» **Description of the task**:
The records that follow must be reproduced in full, exactly as written.

» **Data extract**:
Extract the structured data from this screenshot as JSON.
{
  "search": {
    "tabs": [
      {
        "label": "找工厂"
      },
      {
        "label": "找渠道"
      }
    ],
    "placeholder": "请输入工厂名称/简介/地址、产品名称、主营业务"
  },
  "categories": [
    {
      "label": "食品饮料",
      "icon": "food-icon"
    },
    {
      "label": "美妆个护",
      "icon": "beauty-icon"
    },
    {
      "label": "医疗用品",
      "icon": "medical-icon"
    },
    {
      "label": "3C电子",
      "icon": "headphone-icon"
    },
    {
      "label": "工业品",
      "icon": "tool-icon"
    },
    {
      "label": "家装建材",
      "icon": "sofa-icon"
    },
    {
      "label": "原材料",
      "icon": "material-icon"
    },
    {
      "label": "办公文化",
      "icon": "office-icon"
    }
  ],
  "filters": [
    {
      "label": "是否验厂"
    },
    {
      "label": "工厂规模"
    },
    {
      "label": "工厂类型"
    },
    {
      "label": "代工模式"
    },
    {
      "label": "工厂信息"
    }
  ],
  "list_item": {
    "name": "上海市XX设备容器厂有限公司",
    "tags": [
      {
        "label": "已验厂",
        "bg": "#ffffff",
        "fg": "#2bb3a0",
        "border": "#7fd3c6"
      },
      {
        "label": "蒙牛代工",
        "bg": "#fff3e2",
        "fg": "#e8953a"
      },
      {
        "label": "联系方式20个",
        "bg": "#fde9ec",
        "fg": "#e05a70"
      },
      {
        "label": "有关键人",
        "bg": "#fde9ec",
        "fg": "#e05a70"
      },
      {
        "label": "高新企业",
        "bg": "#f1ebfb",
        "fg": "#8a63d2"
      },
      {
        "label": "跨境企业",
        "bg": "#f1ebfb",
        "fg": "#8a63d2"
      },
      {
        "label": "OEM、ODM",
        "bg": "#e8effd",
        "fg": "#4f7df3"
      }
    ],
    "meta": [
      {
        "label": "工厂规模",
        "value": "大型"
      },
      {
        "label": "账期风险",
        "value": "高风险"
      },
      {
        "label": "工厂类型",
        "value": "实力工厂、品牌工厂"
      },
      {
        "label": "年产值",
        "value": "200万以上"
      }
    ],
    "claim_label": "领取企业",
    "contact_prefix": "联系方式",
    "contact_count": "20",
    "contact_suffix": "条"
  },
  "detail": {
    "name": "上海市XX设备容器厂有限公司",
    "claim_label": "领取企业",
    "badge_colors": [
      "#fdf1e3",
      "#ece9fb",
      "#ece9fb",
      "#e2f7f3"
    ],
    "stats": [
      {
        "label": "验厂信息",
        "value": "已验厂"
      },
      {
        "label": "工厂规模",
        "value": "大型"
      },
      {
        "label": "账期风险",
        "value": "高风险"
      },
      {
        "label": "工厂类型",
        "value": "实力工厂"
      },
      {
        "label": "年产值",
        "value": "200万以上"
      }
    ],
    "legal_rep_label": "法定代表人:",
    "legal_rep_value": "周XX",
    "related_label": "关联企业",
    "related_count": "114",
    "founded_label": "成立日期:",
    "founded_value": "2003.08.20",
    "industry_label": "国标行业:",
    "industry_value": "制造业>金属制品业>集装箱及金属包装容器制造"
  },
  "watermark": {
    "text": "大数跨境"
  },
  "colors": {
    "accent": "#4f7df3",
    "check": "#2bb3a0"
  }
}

» **Solved exercise**:
Extract the structured data from this screenshot as JSON.
{
  "search": {
    "tabs": [
      {
        "label": "找工厂"
      },
      {
        "label": "找渠道"
      }
    ],
    "placeholder": "请输入工厂名称/简介/地址、产品名称、主营业务"
  },
  "categories": [
    {
      "label": "食品饮料",
      "icon": "food-icon"
    },
    {
      "label": "美妆个护",
      "icon": "beauty-icon"
    },
    {
      "label": "医疗用品",
      "icon": "medical-icon"
    },
    {
      "label": "3C电子",
      "icon": "headphone-icon"
    },
    {
      "label": "工业品",
      "icon": "tool-icon"
    },
    {
      "label": "家装建材",
      "icon": "sofa-icon"
    },
    {
      "label": "原材料",
      "icon": "material-icon"
    },
    {
      "label": "办公文化",
      "icon": "office-icon"
    }
  ],
  "filters": [
    {
      "label": "是否验厂"
    },
    {
      "label": "工厂规模"
    },
    {
      "label": "工厂类型"
    },
    {
      "label": "代工模式"
    },
    {
      "label": "工厂信息"
    }
  ],
  "list_item": {
    "name": "上海市XX设备容器厂有限公司",
    "tags": [
      {
        "label": "已验厂",
        "bg": "#ffffff",
        "fg": "#2bb3a0",
        "border": "#7fd3c6"
      },
      {
        "label": "蒙牛代工",
        "bg": "#fff3e2",
        "fg": "#e8953a"
      },
      {
        "label": "联系方式20个",
        "bg": "#fde9ec",
        "fg": "#e05a70"
      },
      {
        "label": "有关键人",
        "bg": "#fde9ec",
        "fg": "#e05a70"
      },
      {
        "label": "高新企业",
        "bg": "#f1ebfb",
        "fg": "#8a63d2"
      },
      {
        "label": "跨境企业",
        "bg": "#f1ebfb",
        "fg": "#8a63d2"
      },
      {
        "label": "OEM、ODM",
        "bg": "#e8effd",
        "fg": "#4f7df3"
      }
    ],
    "meta": [
      {
        "label": "工厂规模",
        "value": "大型"
      },
      {
        "label": "账期风险",
        "value": "高风险"
      },
      {
        "label": "工厂类型",
        "value": "实力工厂、品牌工厂"
      },
      {
        "label": "年产值",
        "value": "200万以上"
      }
    ],
    "claim_label": "领取企业",
    "contact_prefix": "联系方式",
    "contact_count": "20",
    "contact_suffix": "条"
  },
  "detail": {
    "name": "上海市XX设备容器厂有限公司",
    "claim_label": "领取企业",
    "badge_colors": [
      "#fdf1e3",
      "#ece9fb",
      "#ece9fb",
      "#e2f7f3"
    ],
    "stats": [
      {
        "label": "验厂信息",
        "value": "已验厂"
      },
      {
        "label": "工厂规模",
        "value": "大型"
      },
      {
        "label": "账期风险",
        "value": "高风险"
      },
      {
        "label": "工厂类型",
        "value": "实力工厂"
      },
      {
        "label": "年产值",
        "value": "200万以上"
      }
    ],
    "legal_rep_label": "法定代表人:",
    "legal_rep_value": "周XX",
    "related_label": "关联企业",
    "related_count": "114",
    "founded_label": "成立日期:",
    "founded_value": "2003.08.20",
    "industry_label": "国标行业:",
    "industry_value": "制造业>金属制品业>集装箱及金属包装容器制造"
  },
  "watermark": {
    "text": "大数跨境"
  },
  "colors": {
    "accent": "#4f7df3",
    "check": "#2bb3a0"
  }
}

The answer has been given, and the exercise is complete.